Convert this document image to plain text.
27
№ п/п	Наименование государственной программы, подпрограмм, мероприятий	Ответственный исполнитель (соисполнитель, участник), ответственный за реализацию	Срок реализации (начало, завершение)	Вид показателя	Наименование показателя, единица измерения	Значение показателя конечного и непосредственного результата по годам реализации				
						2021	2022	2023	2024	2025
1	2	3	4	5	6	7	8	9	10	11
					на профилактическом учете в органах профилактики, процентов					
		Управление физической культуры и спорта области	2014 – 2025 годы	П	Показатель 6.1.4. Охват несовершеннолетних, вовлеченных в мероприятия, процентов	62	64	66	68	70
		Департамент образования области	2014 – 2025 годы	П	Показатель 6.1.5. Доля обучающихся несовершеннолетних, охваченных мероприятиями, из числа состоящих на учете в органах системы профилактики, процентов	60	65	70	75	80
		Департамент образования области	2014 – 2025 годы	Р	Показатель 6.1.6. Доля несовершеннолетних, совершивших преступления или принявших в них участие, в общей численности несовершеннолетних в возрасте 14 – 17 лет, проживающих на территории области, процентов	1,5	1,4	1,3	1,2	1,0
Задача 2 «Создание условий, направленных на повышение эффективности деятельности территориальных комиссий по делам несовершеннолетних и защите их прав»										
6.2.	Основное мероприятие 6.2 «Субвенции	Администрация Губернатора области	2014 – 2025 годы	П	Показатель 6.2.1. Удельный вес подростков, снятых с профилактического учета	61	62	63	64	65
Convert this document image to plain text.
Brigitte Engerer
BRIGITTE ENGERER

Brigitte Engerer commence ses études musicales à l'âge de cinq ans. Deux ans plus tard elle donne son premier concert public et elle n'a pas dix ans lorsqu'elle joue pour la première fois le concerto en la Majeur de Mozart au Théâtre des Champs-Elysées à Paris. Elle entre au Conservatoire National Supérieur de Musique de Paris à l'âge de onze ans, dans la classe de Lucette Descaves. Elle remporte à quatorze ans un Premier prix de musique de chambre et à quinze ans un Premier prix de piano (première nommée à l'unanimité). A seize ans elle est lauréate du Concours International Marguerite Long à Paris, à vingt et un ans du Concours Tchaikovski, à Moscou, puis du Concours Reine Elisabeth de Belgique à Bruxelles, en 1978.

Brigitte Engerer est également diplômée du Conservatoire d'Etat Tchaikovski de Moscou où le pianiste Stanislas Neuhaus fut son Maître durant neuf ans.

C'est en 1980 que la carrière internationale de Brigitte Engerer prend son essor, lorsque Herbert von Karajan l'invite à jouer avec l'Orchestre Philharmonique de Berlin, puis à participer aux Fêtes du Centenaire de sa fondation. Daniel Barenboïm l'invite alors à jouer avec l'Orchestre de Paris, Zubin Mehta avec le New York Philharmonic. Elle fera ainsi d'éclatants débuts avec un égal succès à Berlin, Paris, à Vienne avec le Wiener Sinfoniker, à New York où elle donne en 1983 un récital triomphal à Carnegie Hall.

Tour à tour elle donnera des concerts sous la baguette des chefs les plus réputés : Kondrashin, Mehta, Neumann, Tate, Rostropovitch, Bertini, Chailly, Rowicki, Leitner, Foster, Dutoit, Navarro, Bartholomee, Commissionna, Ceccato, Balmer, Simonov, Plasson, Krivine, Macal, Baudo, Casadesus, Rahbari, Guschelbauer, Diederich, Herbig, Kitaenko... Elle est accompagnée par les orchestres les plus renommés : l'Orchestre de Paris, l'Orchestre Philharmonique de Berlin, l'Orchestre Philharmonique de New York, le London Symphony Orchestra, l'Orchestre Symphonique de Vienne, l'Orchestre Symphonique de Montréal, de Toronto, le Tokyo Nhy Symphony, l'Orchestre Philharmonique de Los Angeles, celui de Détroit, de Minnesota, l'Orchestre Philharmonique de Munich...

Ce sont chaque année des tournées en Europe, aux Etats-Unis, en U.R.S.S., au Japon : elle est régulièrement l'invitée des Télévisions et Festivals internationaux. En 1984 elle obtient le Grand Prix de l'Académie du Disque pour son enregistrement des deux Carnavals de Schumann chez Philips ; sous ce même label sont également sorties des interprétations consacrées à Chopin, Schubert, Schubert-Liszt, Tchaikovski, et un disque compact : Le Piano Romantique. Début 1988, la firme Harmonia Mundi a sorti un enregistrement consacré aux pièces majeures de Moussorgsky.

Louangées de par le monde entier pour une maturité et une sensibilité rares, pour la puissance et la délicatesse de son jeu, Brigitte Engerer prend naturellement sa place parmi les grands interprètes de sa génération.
-*-*-
[WHAT YOU ARE ASKED TO DO]
From the listing above, collect every line that mentions the word "профилактики".

[SOLUTION]
					на профилактическом учете в органах профилактики, процентов					
		Департамент образования области	2014 – 2025 годы	П	Показатель 6.1.5. Доля обучающихся несовершеннолетних, охваченных мероприятиями, из числа состоящих на учете в органах системы профилактики, процентов	60	65	70	75	80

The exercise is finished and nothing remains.